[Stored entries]
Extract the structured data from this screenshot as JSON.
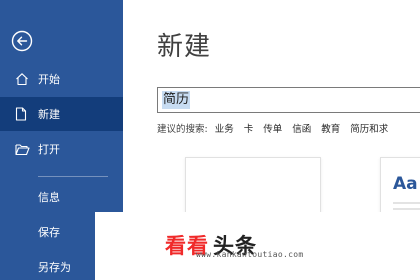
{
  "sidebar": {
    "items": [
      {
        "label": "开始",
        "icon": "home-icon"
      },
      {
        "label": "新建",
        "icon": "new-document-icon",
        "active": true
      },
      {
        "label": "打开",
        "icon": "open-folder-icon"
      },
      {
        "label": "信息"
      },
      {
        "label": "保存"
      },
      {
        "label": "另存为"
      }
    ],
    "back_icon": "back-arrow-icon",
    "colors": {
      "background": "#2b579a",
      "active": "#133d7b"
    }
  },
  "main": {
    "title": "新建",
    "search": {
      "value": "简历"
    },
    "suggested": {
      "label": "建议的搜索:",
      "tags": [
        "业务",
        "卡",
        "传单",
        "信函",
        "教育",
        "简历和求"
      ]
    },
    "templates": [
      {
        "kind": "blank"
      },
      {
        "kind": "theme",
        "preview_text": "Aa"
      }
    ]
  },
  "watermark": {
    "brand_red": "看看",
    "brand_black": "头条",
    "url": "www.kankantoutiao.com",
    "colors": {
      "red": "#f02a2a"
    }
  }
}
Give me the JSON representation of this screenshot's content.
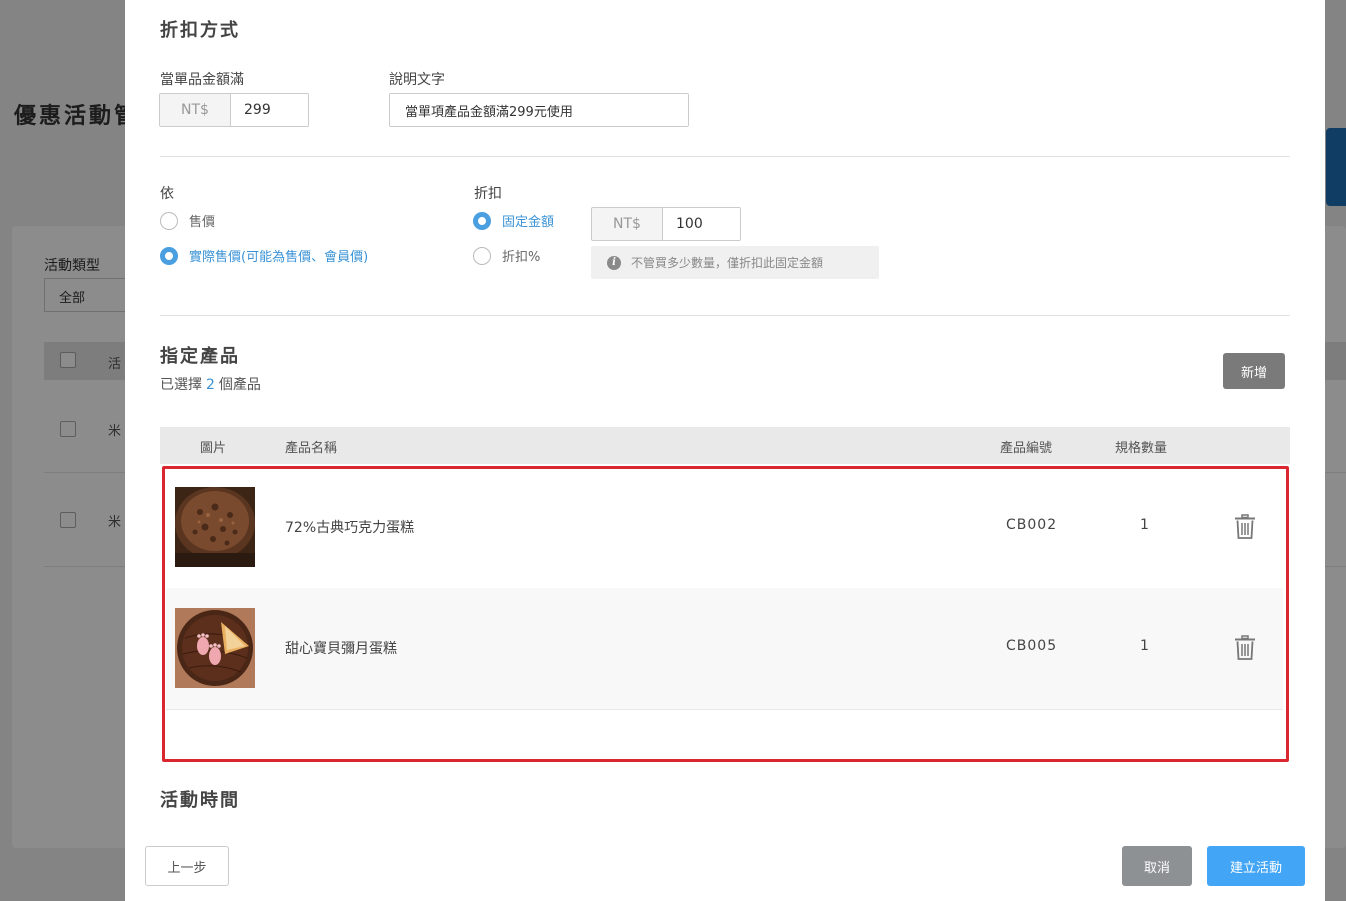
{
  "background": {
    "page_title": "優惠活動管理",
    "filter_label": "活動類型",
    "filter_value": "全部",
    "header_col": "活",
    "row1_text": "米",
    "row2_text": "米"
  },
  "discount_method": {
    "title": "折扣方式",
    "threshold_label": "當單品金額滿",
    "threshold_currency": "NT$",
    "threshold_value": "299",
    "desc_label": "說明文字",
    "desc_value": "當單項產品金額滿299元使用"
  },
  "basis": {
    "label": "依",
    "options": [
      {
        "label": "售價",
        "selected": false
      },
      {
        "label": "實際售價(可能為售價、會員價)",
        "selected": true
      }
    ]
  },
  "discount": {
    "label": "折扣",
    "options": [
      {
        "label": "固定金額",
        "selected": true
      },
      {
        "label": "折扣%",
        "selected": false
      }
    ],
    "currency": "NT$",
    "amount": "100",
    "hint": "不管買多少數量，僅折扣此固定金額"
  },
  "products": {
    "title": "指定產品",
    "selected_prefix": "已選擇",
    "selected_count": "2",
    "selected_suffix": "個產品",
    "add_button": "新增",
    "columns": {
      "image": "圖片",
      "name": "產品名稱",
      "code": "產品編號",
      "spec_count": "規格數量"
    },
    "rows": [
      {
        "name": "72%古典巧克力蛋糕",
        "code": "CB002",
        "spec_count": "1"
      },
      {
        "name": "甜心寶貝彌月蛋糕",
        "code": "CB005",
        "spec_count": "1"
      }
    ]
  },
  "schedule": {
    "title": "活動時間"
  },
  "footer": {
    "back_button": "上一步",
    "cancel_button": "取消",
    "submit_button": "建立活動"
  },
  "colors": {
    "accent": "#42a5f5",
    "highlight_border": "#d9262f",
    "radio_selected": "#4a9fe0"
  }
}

--

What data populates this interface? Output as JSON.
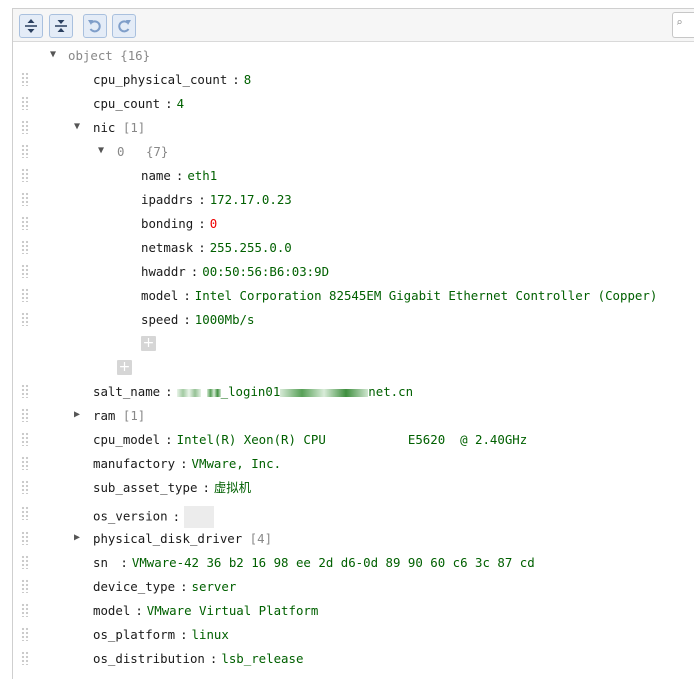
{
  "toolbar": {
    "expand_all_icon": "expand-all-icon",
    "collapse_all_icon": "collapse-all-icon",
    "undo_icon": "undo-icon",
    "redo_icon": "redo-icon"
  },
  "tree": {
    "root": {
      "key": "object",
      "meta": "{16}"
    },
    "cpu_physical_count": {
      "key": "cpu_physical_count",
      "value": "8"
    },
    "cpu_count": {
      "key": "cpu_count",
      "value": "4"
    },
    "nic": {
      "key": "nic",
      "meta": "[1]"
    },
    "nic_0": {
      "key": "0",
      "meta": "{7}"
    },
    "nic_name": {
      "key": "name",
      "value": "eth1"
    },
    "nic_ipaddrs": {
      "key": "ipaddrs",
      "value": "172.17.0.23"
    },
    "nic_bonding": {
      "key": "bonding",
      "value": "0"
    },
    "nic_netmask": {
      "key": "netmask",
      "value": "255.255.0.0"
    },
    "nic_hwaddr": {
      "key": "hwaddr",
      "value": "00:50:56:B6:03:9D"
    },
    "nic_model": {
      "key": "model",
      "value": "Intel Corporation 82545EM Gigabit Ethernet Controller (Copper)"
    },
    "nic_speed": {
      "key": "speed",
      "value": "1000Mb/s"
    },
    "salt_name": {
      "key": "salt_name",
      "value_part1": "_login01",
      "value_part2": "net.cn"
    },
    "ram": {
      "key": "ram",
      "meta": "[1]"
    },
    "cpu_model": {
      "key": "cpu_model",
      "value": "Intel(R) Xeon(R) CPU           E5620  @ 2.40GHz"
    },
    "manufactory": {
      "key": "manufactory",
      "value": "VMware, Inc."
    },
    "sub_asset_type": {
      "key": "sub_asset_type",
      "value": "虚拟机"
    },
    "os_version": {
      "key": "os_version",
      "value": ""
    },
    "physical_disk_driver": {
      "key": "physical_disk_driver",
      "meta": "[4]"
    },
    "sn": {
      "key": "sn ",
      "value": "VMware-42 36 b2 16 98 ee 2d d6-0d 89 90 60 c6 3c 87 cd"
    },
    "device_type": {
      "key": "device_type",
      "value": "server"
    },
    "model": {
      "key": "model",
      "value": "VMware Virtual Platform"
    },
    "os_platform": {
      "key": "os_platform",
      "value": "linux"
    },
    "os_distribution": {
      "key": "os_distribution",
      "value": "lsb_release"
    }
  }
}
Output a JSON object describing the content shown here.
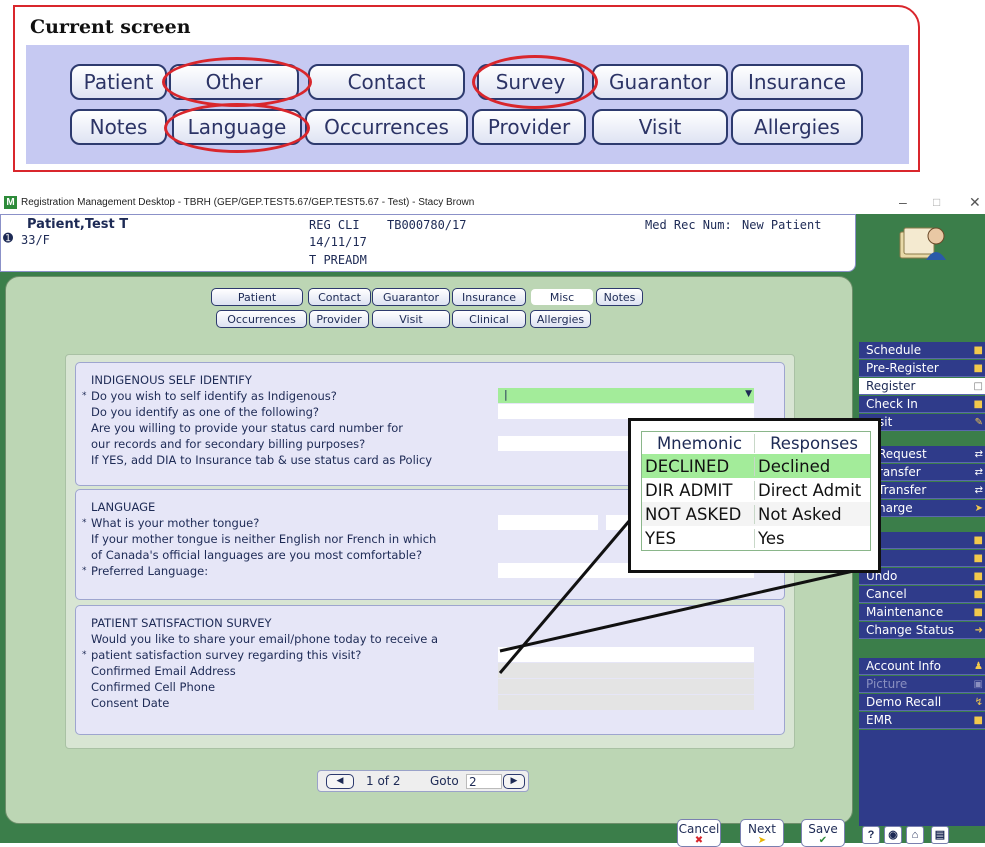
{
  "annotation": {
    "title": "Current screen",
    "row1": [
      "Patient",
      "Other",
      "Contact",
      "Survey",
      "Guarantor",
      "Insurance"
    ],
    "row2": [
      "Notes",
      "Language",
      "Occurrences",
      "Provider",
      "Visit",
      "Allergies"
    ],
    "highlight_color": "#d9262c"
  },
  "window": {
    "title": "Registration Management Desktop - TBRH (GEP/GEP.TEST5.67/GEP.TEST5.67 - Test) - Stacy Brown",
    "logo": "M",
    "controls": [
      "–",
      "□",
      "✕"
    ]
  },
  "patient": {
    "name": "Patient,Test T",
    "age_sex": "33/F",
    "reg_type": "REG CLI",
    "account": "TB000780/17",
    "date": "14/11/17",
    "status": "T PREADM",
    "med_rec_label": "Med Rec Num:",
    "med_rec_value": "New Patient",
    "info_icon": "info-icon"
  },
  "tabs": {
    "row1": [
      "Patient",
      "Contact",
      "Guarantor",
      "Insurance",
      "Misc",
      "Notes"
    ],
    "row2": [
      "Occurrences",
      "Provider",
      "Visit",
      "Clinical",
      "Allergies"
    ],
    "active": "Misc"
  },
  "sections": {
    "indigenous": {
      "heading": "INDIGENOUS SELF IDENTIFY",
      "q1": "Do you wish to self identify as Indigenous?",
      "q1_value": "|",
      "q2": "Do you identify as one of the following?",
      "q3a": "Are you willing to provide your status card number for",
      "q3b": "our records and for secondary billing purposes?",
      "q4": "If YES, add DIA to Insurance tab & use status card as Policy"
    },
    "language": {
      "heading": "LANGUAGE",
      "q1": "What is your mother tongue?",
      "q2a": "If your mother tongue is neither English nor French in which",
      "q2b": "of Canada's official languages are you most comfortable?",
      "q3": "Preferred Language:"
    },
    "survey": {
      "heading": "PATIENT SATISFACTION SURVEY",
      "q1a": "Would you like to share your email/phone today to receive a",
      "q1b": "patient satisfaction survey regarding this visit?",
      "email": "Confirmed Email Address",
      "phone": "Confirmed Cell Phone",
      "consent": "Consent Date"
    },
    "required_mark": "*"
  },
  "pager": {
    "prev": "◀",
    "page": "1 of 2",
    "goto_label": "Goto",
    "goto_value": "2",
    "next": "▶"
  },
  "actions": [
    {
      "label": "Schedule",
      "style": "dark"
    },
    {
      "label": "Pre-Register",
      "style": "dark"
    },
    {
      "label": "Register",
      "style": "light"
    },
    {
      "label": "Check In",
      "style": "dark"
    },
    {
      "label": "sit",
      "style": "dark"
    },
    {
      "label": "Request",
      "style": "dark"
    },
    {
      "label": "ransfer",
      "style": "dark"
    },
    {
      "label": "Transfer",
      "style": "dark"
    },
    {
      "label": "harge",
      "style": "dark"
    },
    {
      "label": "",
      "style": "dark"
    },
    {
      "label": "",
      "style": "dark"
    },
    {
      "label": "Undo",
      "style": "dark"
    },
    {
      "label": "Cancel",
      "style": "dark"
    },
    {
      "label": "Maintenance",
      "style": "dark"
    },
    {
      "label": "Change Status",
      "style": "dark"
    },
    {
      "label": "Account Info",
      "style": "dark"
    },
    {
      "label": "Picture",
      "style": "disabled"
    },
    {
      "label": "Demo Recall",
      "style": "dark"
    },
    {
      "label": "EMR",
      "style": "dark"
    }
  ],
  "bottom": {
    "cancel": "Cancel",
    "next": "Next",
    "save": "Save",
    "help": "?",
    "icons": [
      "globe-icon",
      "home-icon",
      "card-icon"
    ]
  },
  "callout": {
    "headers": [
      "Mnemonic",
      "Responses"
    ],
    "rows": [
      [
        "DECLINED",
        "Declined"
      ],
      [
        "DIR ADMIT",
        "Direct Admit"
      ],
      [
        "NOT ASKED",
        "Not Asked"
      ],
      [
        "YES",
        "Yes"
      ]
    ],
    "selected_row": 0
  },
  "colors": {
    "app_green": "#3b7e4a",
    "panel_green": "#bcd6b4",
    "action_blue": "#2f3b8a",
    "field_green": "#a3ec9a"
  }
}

## SHORT TASK
Select every line where the word "card" occurs.

## RESULT
      "q3a": "Are you willing to provide your status card number for",
      "q4": "If YES, add DIA to Insurance tab & use status card as Policy"
      "card-icon"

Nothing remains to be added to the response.